### Written problem
Leave out the pictures and copy every record exactly.

### Listed records
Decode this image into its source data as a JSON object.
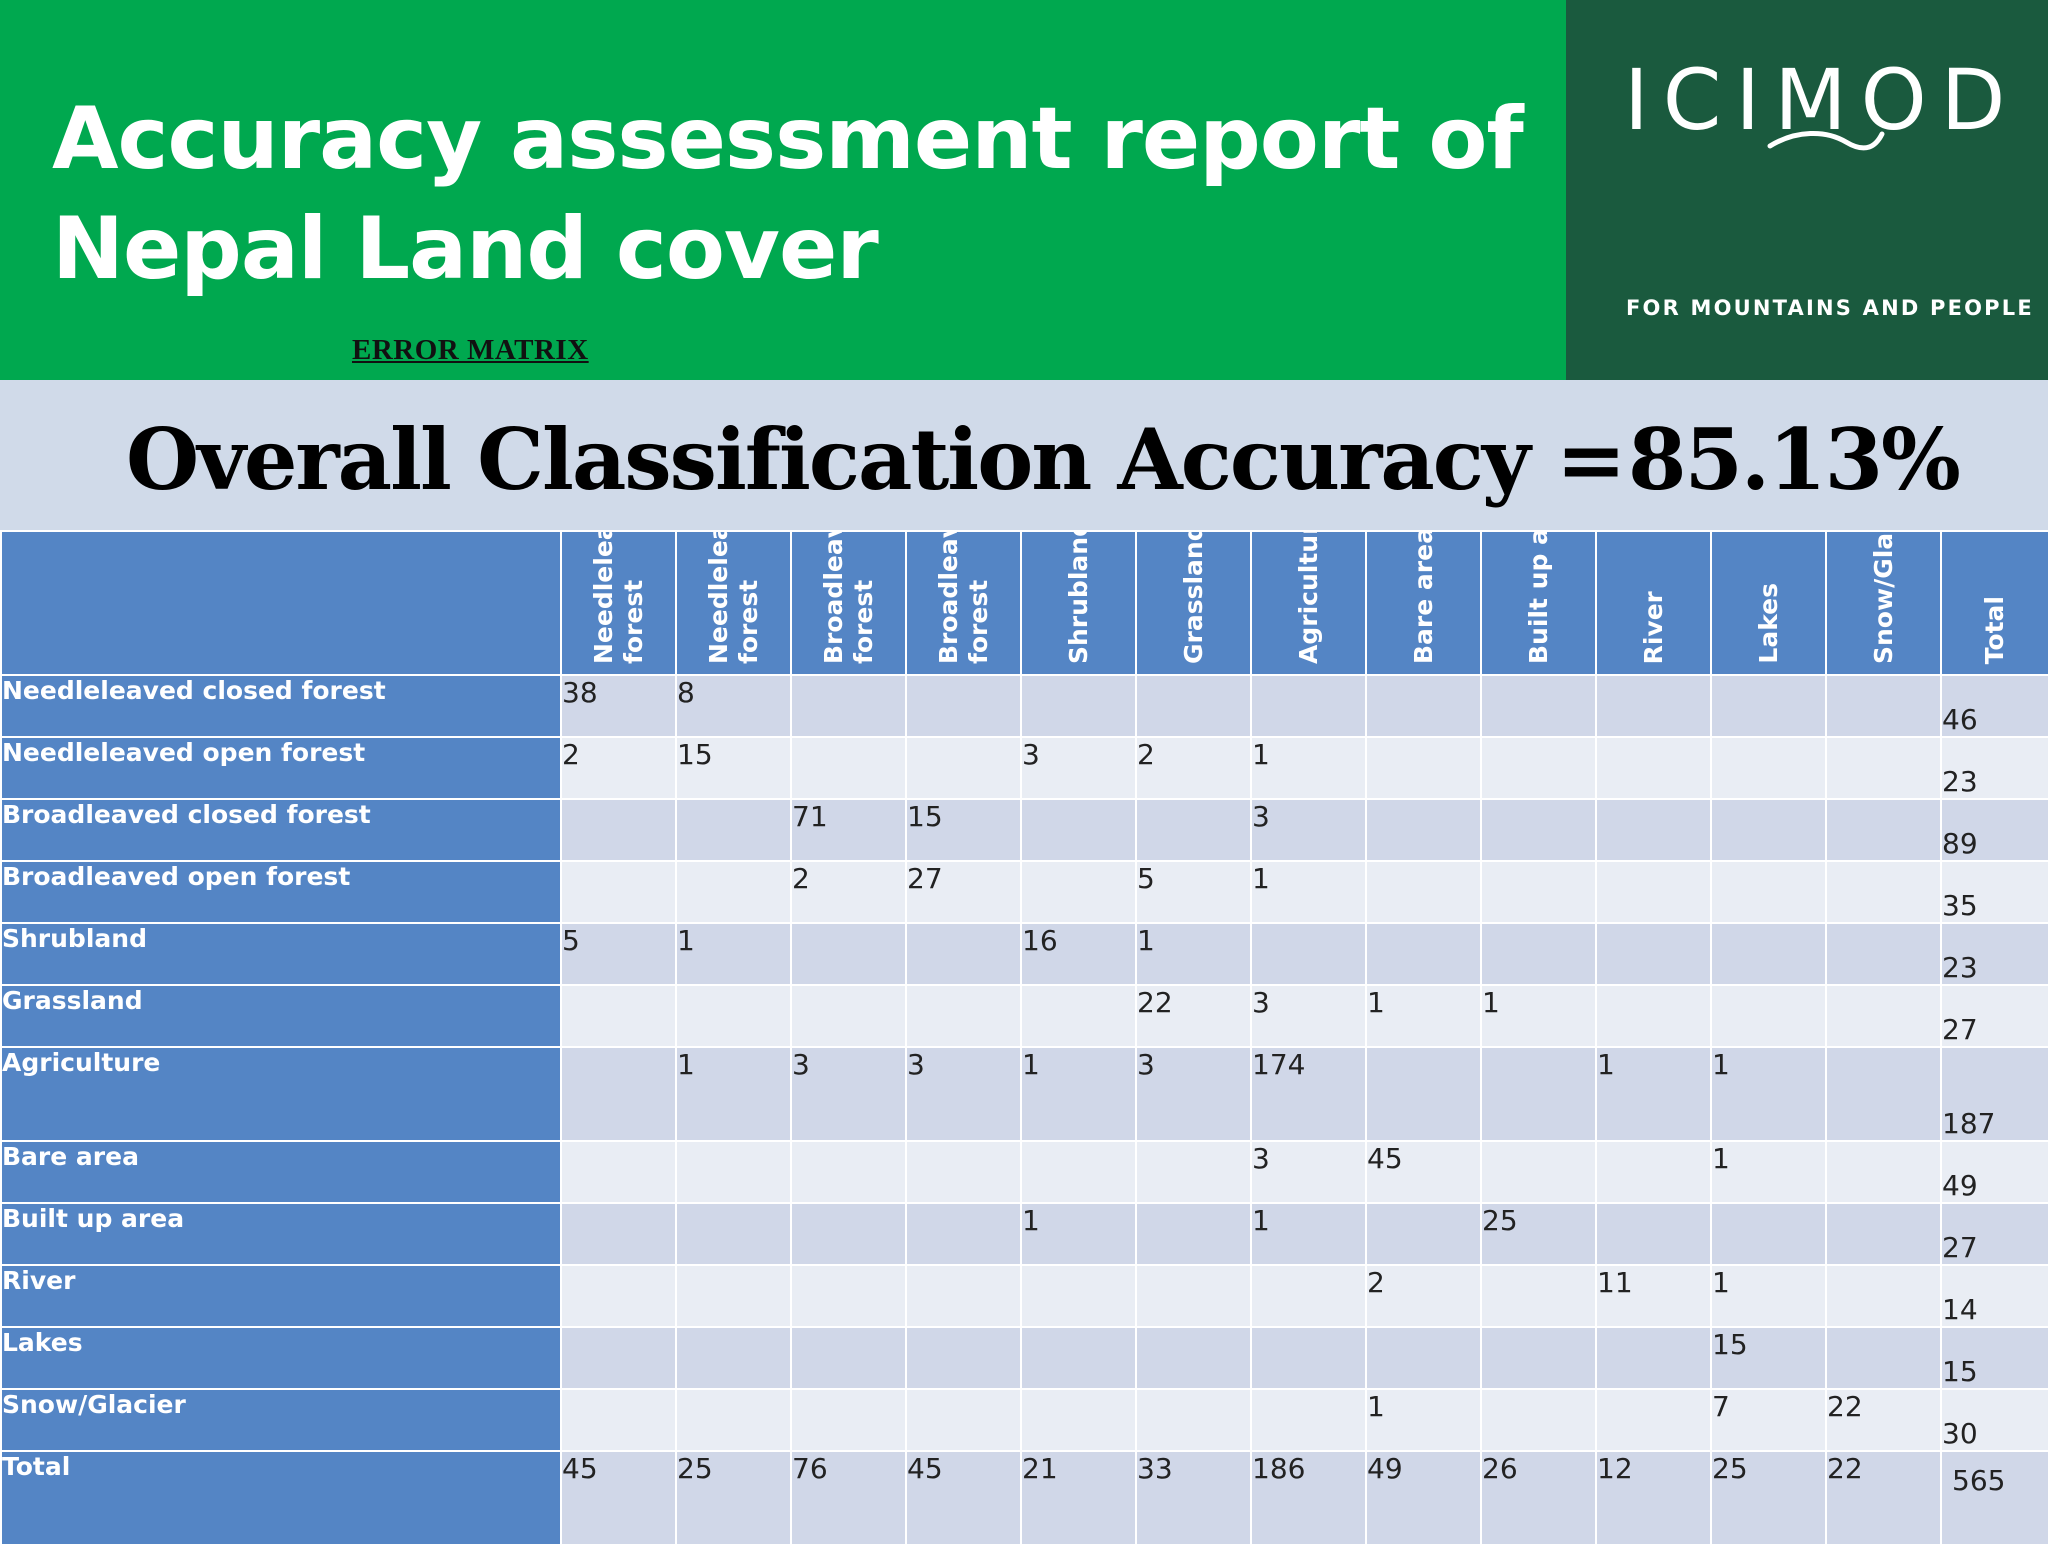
{
  "header": {
    "title_line1": "Accuracy assessment report of",
    "title_line2": "Nepal Land cover",
    "subtitle": "ERROR MATRIX"
  },
  "logo": {
    "word": "ICIMOD",
    "tagline": "FOR MOUNTAINS AND PEOPLE"
  },
  "accuracy": {
    "label": "Overall Classification Accuracy =",
    "value": "85.13%"
  },
  "matrix": {
    "columns": [
      "Needleleav\nforest",
      "Needleleav\nforest",
      "Broadleave\nforest",
      "Broadleave\nforest",
      "Shrubland",
      "Grassland",
      "Agriculture",
      "Bare area",
      "Built up ar",
      "River",
      "Lakes",
      "Snow/Glac",
      "Total"
    ],
    "rows": [
      {
        "label": "Needleleaved closed forest",
        "cells": [
          "38",
          "8",
          "",
          "",
          "",
          "",
          "",
          "",
          "",
          "",
          "",
          ""
        ],
        "total": "46"
      },
      {
        "label": "Needleleaved open forest",
        "cells": [
          "2",
          "15",
          "",
          "",
          "3",
          "2",
          "1",
          "",
          "",
          "",
          "",
          ""
        ],
        "total": "23"
      },
      {
        "label": "Broadleaved closed forest",
        "cells": [
          "",
          "",
          "71",
          "15",
          "",
          "",
          "3",
          "",
          "",
          "",
          "",
          ""
        ],
        "total": "89"
      },
      {
        "label": "Broadleaved open forest",
        "cells": [
          "",
          "",
          "2",
          "27",
          "",
          "5",
          "1",
          "",
          "",
          "",
          "",
          ""
        ],
        "total": "35"
      },
      {
        "label": "Shrubland",
        "cells": [
          "5",
          "1",
          "",
          "",
          "16",
          "1",
          "",
          "",
          "",
          "",
          "",
          ""
        ],
        "total": "23"
      },
      {
        "label": "Grassland",
        "cells": [
          "",
          "",
          "",
          "",
          "",
          "22",
          "3",
          "1",
          "1",
          "",
          "",
          ""
        ],
        "total": "27"
      },
      {
        "label": "Agriculture",
        "cells": [
          "",
          "1",
          "3",
          "3",
          "1",
          "3",
          "174",
          "",
          "",
          "1",
          "1",
          ""
        ],
        "total": "187"
      },
      {
        "label": "Bare area",
        "cells": [
          "",
          "",
          "",
          "",
          "",
          "",
          "3",
          "45",
          "",
          "",
          "1",
          ""
        ],
        "total": "49"
      },
      {
        "label": "Built up area",
        "cells": [
          "",
          "",
          "",
          "",
          "1",
          "",
          "1",
          "",
          "25",
          "",
          "",
          ""
        ],
        "total": "27"
      },
      {
        "label": "River",
        "cells": [
          "",
          "",
          "",
          "",
          "",
          "",
          "",
          "2",
          "",
          "11",
          "1",
          ""
        ],
        "total": "14"
      },
      {
        "label": "Lakes",
        "cells": [
          "",
          "",
          "",
          "",
          "",
          "",
          "",
          "",
          "",
          "",
          "15",
          ""
        ],
        "total": "15"
      },
      {
        "label": "Snow/Glacier",
        "cells": [
          "",
          "",
          "",
          "",
          "",
          "",
          "",
          "1",
          "",
          "",
          "7",
          "22"
        ],
        "total": "30"
      }
    ],
    "totals_row": {
      "label": "Total",
      "cells": [
        "45",
        "25",
        "76",
        "45",
        "21",
        "33",
        "186",
        "49",
        "26",
        "12",
        "25",
        "22"
      ],
      "total": "565"
    }
  },
  "colors": {
    "header_green": "#00a84f",
    "logo_green": "#1a5a3e",
    "table_blue": "#5485c5",
    "band_gray_blue": "#d0dae9"
  }
}
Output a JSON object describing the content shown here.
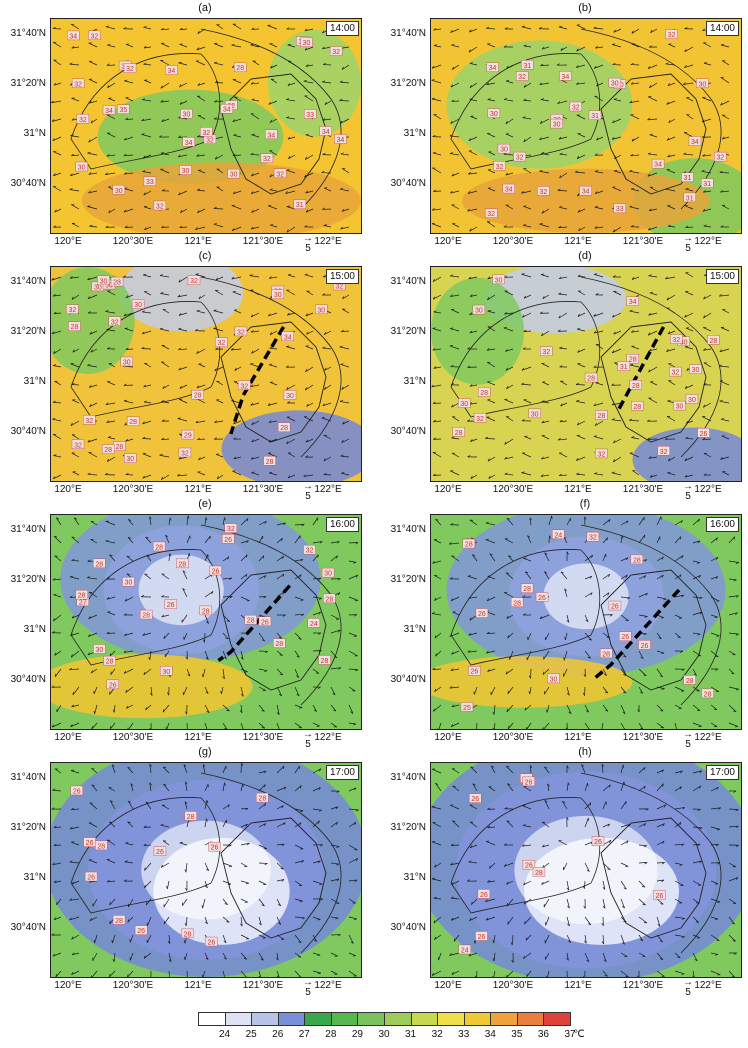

### In response
Decode this image into its source data as a JSON object.
{
  "header": {
    "title_line1": "Accuracy assessment report of",
    "title_line2": "Nepal Land cover",
    "subtitle": "ERROR MATRIX"
  },
  "logo": {
    "word": "ICIMOD",
    "tagline": "FOR MOUNTAINS AND PEOPLE"
  },
  "accuracy": {
    "label": "Overall Classification Accuracy =",
    "value": "85.13%"
  },
  "matrix": {
    "columns": [
      "Needleleav\nforest",
      "Needleleav\nforest",
      "Broadleave\nforest",
      "Broadleave\nforest",
      "Shrubland",
      "Grassland",
      "Agriculture",
      "Bare area",
      "Built up ar",
      "River",
      "Lakes",
      "Snow/Glac",
      "Total"
    ],
    "rows": [
      {
        "label": "Needleleaved closed forest",
        "cells": [
          "38",
          "8",
          "",
          "",
          "",
          "",
          "",
          "",
          "",
          "",
          "",
          ""
        ],
        "total": "46"
      },
      {
        "label": "Needleleaved open forest",
        "cells": [
          "2",
          "15",
          "",
          "",
          "3",
          "2",
          "1",
          "",
          "",
          "",
          "",
          ""
        ],
        "total": "23"
      },
      {
        "label": "Broadleaved closed forest",
        "cells": [
          "",
          "",
          "71",
          "15",
          "",
          "",
          "3",
          "",
          "",
          "",
          "",
          ""
        ],
        "total": "89"
      },
      {
        "label": "Broadleaved open forest",
        "cells": [
          "",
          "",
          "2",
          "27",
          "",
          "5",
          "1",
          "",
          "",
          "",
          "",
          ""
        ],
        "total": "35"
      },
      {
        "label": "Shrubland",
        "cells": [
          "5",
          "1",
          "",
          "",
          "16",
          "1",
          "",
          "",
          "",
          "",
          "",
          ""
        ],
        "total": "23"
      },
      {
        "label": "Grassland",
        "cells": [
          "",
          "",
          "",
          "",
          "",
          "22",
          "3",
          "1",
          "1",
          "",
          "",
          ""
        ],
        "total": "27"
      },
      {
        "label": "Agriculture",
        "cells": [
          "",
          "1",
          "3",
          "3",
          "1",
          "3",
          "174",
          "",
          "",
          "1",
          "1",
          ""
        ],
        "total": "187"
      },
      {
        "label": "Bare area",
        "cells": [
          "",
          "",
          "",
          "",
          "",
          "",
          "3",
          "45",
          "",
          "",
          "1",
          ""
        ],
        "total": "49"
      },
      {
        "label": "Built up area",
        "cells": [
          "",
          "",
          "",
          "",
          "1",
          "",
          "1",
          "",
          "25",
          "",
          "",
          ""
        ],
        "total": "27"
      },
      {
        "label": "River",
        "cells": [
          "",
          "",
          "",
          "",
          "",
          "",
          "",
          "2",
          "",
          "11",
          "1",
          ""
        ],
        "total": "14"
      },
      {
        "label": "Lakes",
        "cells": [
          "",
          "",
          "",
          "",
          "",
          "",
          "",
          "",
          "",
          "",
          "15",
          ""
        ],
        "total": "15"
      },
      {
        "label": "Snow/Glacier",
        "cells": [
          "",
          "",
          "",
          "",
          "",
          "",
          "",
          "1",
          "",
          "",
          "7",
          "22"
        ],
        "total": "30"
      }
    ],
    "totals_row": {
      "label": "Total",
      "cells": [
        "45",
        "25",
        "76",
        "45",
        "21",
        "33",
        "186",
        "49",
        "26",
        "12",
        "25",
        "22"
      ],
      "total": "565"
    }
  },
  "colors": {
    "header_green": "#00a84f",
    "logo_green": "#1a5a3e",
    "table_blue": "#5485c5",
    "band_gray_blue": "#d0dae9"
  }
}
Output a JSON object describing the content shown here.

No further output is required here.